--- begin Excerpted records ---

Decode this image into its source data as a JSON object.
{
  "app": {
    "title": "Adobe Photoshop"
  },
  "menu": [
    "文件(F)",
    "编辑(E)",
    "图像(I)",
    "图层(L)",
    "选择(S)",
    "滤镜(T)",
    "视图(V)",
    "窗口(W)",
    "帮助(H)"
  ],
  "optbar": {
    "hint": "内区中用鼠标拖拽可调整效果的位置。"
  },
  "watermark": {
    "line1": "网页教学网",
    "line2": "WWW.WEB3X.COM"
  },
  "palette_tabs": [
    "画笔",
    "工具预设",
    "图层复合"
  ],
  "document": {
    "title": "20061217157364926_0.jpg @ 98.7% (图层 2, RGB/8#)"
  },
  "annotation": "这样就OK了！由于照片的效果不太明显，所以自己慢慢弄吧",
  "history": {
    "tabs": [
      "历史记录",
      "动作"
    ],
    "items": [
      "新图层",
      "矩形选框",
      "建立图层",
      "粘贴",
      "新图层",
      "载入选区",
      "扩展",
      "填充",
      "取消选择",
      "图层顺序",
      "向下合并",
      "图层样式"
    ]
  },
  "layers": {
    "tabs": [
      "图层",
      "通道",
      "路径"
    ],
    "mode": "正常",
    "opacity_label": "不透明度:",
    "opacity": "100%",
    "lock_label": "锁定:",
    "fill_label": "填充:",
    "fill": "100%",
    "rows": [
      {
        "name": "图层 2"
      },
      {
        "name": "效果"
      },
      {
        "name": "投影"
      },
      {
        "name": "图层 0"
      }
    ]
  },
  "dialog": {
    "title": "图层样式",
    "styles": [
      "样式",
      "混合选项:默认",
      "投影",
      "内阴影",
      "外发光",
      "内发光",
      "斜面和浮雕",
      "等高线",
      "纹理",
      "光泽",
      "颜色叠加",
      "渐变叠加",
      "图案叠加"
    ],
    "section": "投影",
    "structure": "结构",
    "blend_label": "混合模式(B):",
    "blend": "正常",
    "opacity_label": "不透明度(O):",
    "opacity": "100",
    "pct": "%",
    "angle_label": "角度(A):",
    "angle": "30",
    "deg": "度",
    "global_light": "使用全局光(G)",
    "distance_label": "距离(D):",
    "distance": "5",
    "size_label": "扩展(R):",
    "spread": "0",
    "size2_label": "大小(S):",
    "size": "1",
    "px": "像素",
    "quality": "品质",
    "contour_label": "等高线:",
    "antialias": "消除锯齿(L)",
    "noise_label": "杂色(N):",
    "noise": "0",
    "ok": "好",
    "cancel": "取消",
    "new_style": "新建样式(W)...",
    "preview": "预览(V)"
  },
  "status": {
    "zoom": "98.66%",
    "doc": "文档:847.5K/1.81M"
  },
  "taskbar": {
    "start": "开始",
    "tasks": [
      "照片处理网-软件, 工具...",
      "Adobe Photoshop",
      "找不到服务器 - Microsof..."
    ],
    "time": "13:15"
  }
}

--- end Excerpted records ---

Task objective -> Give the listing again, word for word.

Correct output ->
Decode this image into its source data as a JSON object.
{
  "app": {
    "title": "Adobe Photoshop"
  },
  "menu": [
    "文件(F)",
    "编辑(E)",
    "图像(I)",
    "图层(L)",
    "选择(S)",
    "滤镜(T)",
    "视图(V)",
    "窗口(W)",
    "帮助(H)"
  ],
  "optbar": {
    "hint": "内区中用鼠标拖拽可调整效果的位置。"
  },
  "watermark": {
    "line1": "网页教学网",
    "line2": "WWW.WEB3X.COM"
  },
  "palette_tabs": [
    "画笔",
    "工具预设",
    "图层复合"
  ],
  "document": {
    "title": "20061217157364926_0.jpg @ 98.7% (图层 2, RGB/8#)"
  },
  "annotation": "这样就OK了！由于照片的效果不太明显，所以自己慢慢弄吧",
  "history": {
    "tabs": [
      "历史记录",
      "动作"
    ],
    "items": [
      "新图层",
      "矩形选框",
      "建立图层",
      "粘贴",
      "新图层",
      "载入选区",
      "扩展",
      "填充",
      "取消选择",
      "图层顺序",
      "向下合并",
      "图层样式"
    ]
  },
  "layers": {
    "tabs": [
      "图层",
      "通道",
      "路径"
    ],
    "mode": "正常",
    "opacity_label": "不透明度:",
    "opacity": "100%",
    "lock_label": "锁定:",
    "fill_label": "填充:",
    "fill": "100%",
    "rows": [
      {
        "name": "图层 2"
      },
      {
        "name": "效果"
      },
      {
        "name": "投影"
      },
      {
        "name": "图层 0"
      }
    ]
  },
  "dialog": {
    "title": "图层样式",
    "styles": [
      "样式",
      "混合选项:默认",
      "投影",
      "内阴影",
      "外发光",
      "内发光",
      "斜面和浮雕",
      "等高线",
      "纹理",
      "光泽",
      "颜色叠加",
      "渐变叠加",
      "图案叠加"
    ],
    "section": "投影",
    "structure": "结构",
    "blend_label": "混合模式(B):",
    "blend": "正常",
    "opacity_label": "不透明度(O):",
    "opacity": "100",
    "pct": "%",
    "angle_label": "角度(A):",
    "angle": "30",
    "deg": "度",
    "global_light": "使用全局光(G)",
    "distance_label": "距离(D):",
    "distance": "5",
    "size_label": "扩展(R):",
    "spread": "0",
    "size2_label": "大小(S):",
    "size": "1",
    "px": "像素",
    "quality": "品质",
    "contour_label": "等高线:",
    "antialias": "消除锯齿(L)",
    "noise_label": "杂色(N):",
    "noise": "0",
    "ok": "好",
    "cancel": "取消",
    "new_style": "新建样式(W)...",
    "preview": "预览(V)"
  },
  "status": {
    "zoom": "98.66%",
    "doc": "文档:847.5K/1.81M"
  },
  "taskbar": {
    "start": "开始",
    "tasks": [
      "照片处理网-软件, 工具...",
      "Adobe Photoshop",
      "找不到服务器 - Microsof..."
    ],
    "time": "13:15"
  }
}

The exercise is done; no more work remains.